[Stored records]

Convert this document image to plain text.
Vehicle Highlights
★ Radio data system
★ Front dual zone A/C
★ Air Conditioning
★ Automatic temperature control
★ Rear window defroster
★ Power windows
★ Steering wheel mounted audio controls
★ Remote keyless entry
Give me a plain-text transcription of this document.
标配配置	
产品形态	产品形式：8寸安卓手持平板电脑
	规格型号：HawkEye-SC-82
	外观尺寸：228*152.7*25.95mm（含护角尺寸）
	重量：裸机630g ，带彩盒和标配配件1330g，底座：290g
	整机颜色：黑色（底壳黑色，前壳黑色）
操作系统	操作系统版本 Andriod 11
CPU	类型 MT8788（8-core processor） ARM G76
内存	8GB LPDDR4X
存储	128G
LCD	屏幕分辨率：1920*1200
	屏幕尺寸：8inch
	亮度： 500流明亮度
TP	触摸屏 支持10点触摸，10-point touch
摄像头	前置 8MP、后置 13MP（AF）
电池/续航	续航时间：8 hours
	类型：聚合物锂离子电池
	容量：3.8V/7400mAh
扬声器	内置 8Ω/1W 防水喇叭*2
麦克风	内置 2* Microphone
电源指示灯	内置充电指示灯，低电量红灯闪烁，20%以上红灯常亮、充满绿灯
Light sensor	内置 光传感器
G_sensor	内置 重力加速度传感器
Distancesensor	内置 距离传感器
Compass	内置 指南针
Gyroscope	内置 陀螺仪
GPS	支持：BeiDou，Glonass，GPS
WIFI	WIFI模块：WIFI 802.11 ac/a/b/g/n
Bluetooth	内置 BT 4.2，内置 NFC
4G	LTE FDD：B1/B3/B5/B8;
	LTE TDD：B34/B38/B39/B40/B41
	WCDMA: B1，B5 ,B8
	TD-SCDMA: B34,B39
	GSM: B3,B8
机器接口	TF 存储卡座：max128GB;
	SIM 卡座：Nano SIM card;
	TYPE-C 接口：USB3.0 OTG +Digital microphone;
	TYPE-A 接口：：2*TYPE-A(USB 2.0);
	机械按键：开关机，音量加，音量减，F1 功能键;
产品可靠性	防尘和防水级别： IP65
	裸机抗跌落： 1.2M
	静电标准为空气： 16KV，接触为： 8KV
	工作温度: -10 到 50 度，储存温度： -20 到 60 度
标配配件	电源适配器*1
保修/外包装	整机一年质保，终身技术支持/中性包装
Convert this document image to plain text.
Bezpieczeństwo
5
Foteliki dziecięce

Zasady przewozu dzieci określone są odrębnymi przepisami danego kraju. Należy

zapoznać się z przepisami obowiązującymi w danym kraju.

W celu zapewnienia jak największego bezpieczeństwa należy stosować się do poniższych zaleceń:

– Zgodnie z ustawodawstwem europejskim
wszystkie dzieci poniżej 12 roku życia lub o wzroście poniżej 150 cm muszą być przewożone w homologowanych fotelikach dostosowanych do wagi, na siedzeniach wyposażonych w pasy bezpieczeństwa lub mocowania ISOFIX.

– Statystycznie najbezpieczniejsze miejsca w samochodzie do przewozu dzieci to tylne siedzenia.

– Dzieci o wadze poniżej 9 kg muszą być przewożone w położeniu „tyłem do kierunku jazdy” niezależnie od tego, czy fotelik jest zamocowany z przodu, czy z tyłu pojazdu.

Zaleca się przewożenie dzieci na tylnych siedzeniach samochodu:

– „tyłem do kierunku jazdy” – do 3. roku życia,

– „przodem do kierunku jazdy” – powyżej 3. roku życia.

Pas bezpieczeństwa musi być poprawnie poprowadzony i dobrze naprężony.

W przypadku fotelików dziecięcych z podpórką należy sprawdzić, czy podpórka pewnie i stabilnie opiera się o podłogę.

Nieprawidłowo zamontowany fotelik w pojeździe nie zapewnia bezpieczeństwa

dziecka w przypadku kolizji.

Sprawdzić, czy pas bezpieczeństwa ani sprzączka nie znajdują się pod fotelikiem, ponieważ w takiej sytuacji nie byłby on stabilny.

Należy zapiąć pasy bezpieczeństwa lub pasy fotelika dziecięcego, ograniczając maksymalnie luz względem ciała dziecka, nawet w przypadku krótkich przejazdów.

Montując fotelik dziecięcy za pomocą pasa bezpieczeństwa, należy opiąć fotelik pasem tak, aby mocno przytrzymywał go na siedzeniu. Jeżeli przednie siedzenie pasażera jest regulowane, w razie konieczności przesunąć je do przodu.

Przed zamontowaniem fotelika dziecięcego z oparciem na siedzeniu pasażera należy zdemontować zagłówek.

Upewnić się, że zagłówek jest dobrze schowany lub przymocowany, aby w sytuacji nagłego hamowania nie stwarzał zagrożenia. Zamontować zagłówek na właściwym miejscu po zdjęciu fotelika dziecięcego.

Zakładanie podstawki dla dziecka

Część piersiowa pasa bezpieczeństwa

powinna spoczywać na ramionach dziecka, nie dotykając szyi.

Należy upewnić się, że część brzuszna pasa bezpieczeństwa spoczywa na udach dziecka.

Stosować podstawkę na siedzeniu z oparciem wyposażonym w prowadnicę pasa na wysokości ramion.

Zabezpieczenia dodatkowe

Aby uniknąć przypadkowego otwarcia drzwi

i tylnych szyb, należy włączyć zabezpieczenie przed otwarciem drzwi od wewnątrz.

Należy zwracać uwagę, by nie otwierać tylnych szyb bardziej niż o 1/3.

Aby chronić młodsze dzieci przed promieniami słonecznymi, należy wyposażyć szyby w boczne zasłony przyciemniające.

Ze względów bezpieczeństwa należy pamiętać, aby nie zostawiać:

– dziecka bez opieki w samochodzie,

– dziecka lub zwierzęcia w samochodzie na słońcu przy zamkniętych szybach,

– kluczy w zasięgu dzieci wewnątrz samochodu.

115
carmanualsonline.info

- GOAL: Search the lines above for the string "muszą", then show every one that has it.

- EXERCISE OUTPUT:
wszystkie dzieci poniżej 12 roku życia lub o wzroście poniżej 150 cm muszą być przewożone w homologowanych fotelikach dostosowanych do wagi, na siedzeniach wyposażonych w pasy bezpieczeństwa lub mocowania ISOFIX.
– Dzieci o wadze poniżej 9 kg muszą być przewożone w położeniu „tyłem do kierunku jazdy” niezależnie od tego, czy fotelik jest zamocowany z przodu, czy z tyłu pojazdu.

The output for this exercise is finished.